Records contained in a dataset
* START *

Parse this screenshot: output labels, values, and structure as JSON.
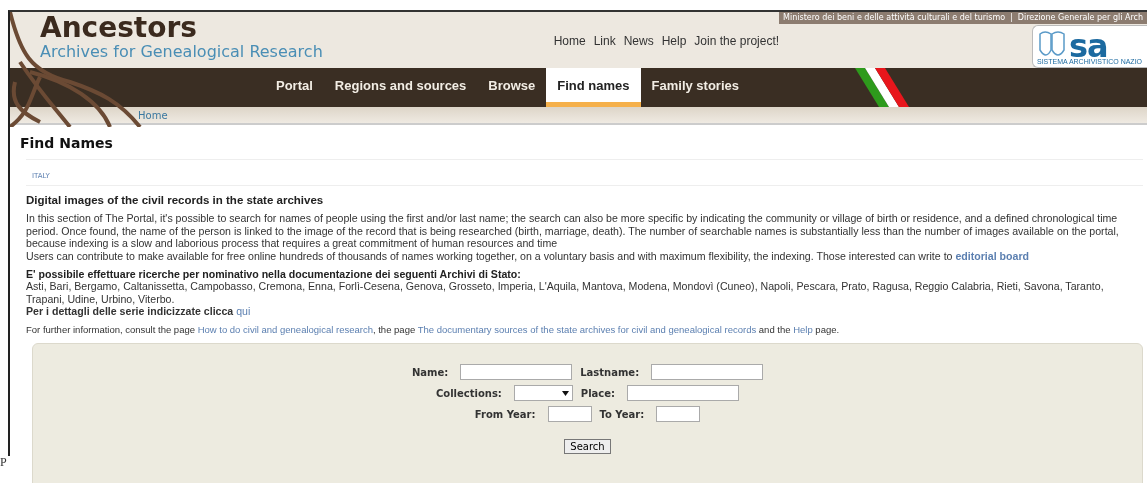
{
  "header": {
    "title": "Ancestors",
    "subtitle": "Archives for Genealogical Research",
    "ministry_links": [
      "Ministero dei beni e delle attività culturali e del turismo",
      "Direzione Generale per gli Arch"
    ],
    "ministry_separator": "|",
    "top_links": [
      "Home",
      "Link",
      "News",
      "Help",
      "Join the project!"
    ],
    "logo_text": "sa",
    "logo_caption": "SISTEMA ARCHIVISTICO NAZIO"
  },
  "nav": [
    {
      "label": "Portal",
      "selected": false
    },
    {
      "label": "Regions and sources",
      "selected": false
    },
    {
      "label": "Browse",
      "selected": false
    },
    {
      "label": "Find names",
      "selected": true
    },
    {
      "label": "Family stories",
      "selected": false
    }
  ],
  "breadcrumb": [
    "Home"
  ],
  "page_title": "Find Names",
  "tab_label": "ITALY",
  "section_title": "Digital images of the civil records in the state archives",
  "intro": [
    [
      {
        "kind": "text",
        "text": "In this section of The Portal, it's possible to search for names of people using the first and/or last name; the search can also be more specific by indicating the community or village of birth or residence, and a defined chronological time period. Once found, the name of the person is linked to the image of the record that is being researched (birth, marriage, death). The number of searchable names is substantially less than the number of images available on the portal, because indexing is a slow and laborious process that requires a great commitment of human resources and time"
      }
    ],
    [
      {
        "kind": "text",
        "text": "Users can contribute to make available for free online hundreds of thousands of names working together, on a voluntary basis and with maximum flexibility, the indexing. Those interested can write to"
      },
      {
        "kind": "bold-link",
        "text": "editorial board"
      }
    ]
  ],
  "archives": {
    "heading": "E' possibile effettuare ricerche per nominativo nella documentazione dei seguenti Archivi di Stato:",
    "list": "Asti, Bari, Bergamo, Caltanissetta, Campobasso, Cremona, Enna, Forlì-Cesena, Genova, Grosseto, Imperia, L'Aquila, Mantova, Modena, Mondovì (Cuneo), Napoli, Pescara, Prato, Ragusa, Reggio Calabria, Rieti, Savona, Taranto, Trapani, Udine, Urbino, Viterbo.",
    "details_text": "Per i dettagli delle serie indicizzate clicca",
    "details_link": "qui"
  },
  "further_info": [
    {
      "kind": "text",
      "text": "For further information, consult the page"
    },
    {
      "kind": "link",
      "text": "How to do civil and genealogical research"
    },
    {
      "kind": "text",
      "text": ", the page"
    },
    {
      "kind": "link",
      "text": "The documentary sources of the state archives for civil and genealogical records"
    },
    {
      "kind": "text",
      "text": "and the"
    },
    {
      "kind": "link",
      "text": "Help"
    },
    {
      "kind": "text",
      "text": "page."
    }
  ],
  "form": {
    "rows": [
      [
        {
          "label": "Name:",
          "kind": "text"
        },
        {
          "label": "Lastname:",
          "kind": "text"
        }
      ],
      [
        {
          "label": "Collections:",
          "kind": "select"
        },
        {
          "label": "Place:",
          "kind": "text"
        }
      ],
      [
        {
          "label": "From Year:",
          "kind": "year"
        },
        {
          "label": "To Year:",
          "kind": "year"
        }
      ]
    ],
    "button": "Search"
  },
  "stray_text": "P"
}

* END *

→ **Instructions to follow**
Show all lines from the listing above in which "this" appears.

→ **Written reply**
Parse this screenshot: output labels, values, and structure as JSON.
        "text": "In this section of The Portal, it's possible to search for names of people using the first and/or last name; the search can also be more specific by indicating the community or village of birth or residence, and a defined chronological time period. Once found, the name of the person is linked to the image of the record that is being researched (birth, marriage, death). The number of searchable names is substantially less than the number of images available on the portal, because indexing is a slow and laborious process that requires a great commitment of human resources and time"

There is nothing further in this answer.